● **Stored entries**:
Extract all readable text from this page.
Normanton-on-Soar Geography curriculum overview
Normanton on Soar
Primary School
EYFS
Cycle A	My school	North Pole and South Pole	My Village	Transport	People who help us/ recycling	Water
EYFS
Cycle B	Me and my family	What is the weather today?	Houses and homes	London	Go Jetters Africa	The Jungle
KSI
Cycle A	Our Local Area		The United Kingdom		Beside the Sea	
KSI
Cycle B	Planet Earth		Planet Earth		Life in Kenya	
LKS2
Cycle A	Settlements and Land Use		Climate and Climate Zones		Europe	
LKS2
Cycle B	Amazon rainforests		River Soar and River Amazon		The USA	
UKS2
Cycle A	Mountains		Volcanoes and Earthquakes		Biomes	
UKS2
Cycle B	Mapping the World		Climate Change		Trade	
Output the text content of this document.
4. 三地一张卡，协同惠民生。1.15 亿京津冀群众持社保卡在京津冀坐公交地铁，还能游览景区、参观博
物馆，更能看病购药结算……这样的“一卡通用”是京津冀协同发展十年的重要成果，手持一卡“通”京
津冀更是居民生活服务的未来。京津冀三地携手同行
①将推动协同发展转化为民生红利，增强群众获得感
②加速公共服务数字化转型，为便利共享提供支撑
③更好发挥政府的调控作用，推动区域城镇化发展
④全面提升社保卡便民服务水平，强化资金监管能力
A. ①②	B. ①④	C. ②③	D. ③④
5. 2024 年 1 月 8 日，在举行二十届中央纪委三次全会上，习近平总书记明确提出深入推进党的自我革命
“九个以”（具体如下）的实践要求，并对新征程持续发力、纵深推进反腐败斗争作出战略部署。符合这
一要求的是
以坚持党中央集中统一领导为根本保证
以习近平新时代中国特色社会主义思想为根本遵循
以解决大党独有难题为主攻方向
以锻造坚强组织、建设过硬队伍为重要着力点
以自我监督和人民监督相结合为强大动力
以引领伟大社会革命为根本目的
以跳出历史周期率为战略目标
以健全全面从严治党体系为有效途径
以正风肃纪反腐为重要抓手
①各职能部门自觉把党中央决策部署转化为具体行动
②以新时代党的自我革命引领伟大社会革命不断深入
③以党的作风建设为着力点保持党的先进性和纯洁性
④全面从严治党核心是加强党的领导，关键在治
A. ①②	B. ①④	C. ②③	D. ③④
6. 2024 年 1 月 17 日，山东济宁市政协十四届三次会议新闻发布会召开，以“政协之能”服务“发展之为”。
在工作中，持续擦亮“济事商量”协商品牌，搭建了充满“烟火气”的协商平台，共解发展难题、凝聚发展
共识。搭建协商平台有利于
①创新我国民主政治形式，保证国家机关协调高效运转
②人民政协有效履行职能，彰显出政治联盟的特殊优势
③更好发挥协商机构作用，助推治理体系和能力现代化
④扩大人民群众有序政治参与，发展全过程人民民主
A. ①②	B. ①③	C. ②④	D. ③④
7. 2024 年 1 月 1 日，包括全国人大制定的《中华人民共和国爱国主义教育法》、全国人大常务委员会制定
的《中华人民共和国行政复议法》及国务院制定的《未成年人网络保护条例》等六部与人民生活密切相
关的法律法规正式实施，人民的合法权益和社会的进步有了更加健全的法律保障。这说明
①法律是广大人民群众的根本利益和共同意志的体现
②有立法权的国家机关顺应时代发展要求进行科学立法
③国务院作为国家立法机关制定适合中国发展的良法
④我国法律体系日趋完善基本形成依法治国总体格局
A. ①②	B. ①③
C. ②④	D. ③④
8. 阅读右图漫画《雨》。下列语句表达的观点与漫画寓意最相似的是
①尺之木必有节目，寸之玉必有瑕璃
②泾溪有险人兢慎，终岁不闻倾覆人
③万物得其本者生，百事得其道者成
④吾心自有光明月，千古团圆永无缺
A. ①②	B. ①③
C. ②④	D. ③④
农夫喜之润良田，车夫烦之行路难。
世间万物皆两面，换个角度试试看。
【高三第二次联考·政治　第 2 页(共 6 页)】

● **Instruction**: Repeat the entries exactly, all of them.

● **Problem solution**:
Extract all readable text from this page.
Normanton-on-Soar Geography curriculum overview
Normanton on Soar
Primary School
EYFS
Cycle A	My school	North Pole and South Pole	My Village	Transport	People who help us/ recycling	Water
EYFS
Cycle B	Me and my family	What is the weather today?	Houses and homes	London	Go Jetters Africa	The Jungle
KSI
Cycle A	Our Local Area		The United Kingdom		Beside the Sea	
KSI
Cycle B	Planet Earth		Planet Earth		Life in Kenya	
LKS2
Cycle A	Settlements and Land Use		Climate and Climate Zones		Europe	
LKS2
Cycle B	Amazon rainforests		River Soar and River Amazon		The USA	
UKS2
Cycle A	Mountains		Volcanoes and Earthquakes		Biomes	
UKS2
Cycle B	Mapping the World		Climate Change		Trade	
Output the text content of this document.
4. 三地一张卡，协同惠民生。1.15 亿京津冀群众持社保卡在京津冀坐公交地铁，还能游览景区、参观博
物馆，更能看病购药结算……这样的“一卡通用”是京津冀协同发展十年的重要成果，手持一卡“通”京
津冀更是居民生活服务的未来。京津冀三地携手同行
①将推动协同发展转化为民生红利，增强群众获得感
②加速公共服务数字化转型，为便利共享提供支撑
③更好发挥政府的调控作用，推动区域城镇化发展
④全面提升社保卡便民服务水平，强化资金监管能力
A. ①②	B. ①④	C. ②③	D. ③④
5. 2024 年 1 月 8 日，在举行二十届中央纪委三次全会上，习近平总书记明确提出深入推进党的自我革命
“九个以”（具体如下）的实践要求，并对新征程持续发力、纵深推进反腐败斗争作出战略部署。符合这
一要求的是
以坚持党中央集中统一领导为根本保证
以习近平新时代中国特色社会主义思想为根本遵循
以解决大党独有难题为主攻方向
以锻造坚强组织、建设过硬队伍为重要着力点
以自我监督和人民监督相结合为强大动力
以引领伟大社会革命为根本目的
以跳出历史周期率为战略目标
以健全全面从严治党体系为有效途径
以正风肃纪反腐为重要抓手
①各职能部门自觉把党中央决策部署转化为具体行动
②以新时代党的自我革命引领伟大社会革命不断深入
③以党的作风建设为着力点保持党的先进性和纯洁性
④全面从严治党核心是加强党的领导，关键在治
A. ①②	B. ①④	C. ②③	D. ③④
6. 2024 年 1 月 17 日，山东济宁市政协十四届三次会议新闻发布会召开，以“政协之能”服务“发展之为”。
在工作中，持续擦亮“济事商量”协商品牌，搭建了充满“烟火气”的协商平台，共解发展难题、凝聚发展
共识。搭建协商平台有利于
①创新我国民主政治形式，保证国家机关协调高效运转
②人民政协有效履行职能，彰显出政治联盟的特殊优势
③更好发挥协商机构作用，助推治理体系和能力现代化
④扩大人民群众有序政治参与，发展全过程人民民主
A. ①②	B. ①③	C. ②④	D. ③④
7. 2024 年 1 月 1 日，包括全国人大制定的《中华人民共和国爱国主义教育法》、全国人大常务委员会制定
的《中华人民共和国行政复议法》及国务院制定的《未成年人网络保护条例》等六部与人民生活密切相
关的法律法规正式实施，人民的合法权益和社会的进步有了更加健全的法律保障。这说明
①法律是广大人民群众的根本利益和共同意志的体现
②有立法权的国家机关顺应时代发展要求进行科学立法
③国务院作为国家立法机关制定适合中国发展的良法
④我国法律体系日趋完善基本形成依法治国总体格局
A. ①②	B. ①③
C. ②④	D. ③④
8. 阅读右图漫画《雨》。下列语句表达的观点与漫画寓意最相似的是
①尺之木必有节目，寸之玉必有瑕璃
②泾溪有险人兢慎，终岁不闻倾覆人
③万物得其本者生，百事得其道者成
④吾心自有光明月，千古团圆永无缺
A. ①②	B. ①③
C. ②④	D. ③④
农夫喜之润良田，车夫烦之行路难。
世间万物皆两面，换个角度试试看。
【高三第二次联考·政治　第 2 页(共 6 页)】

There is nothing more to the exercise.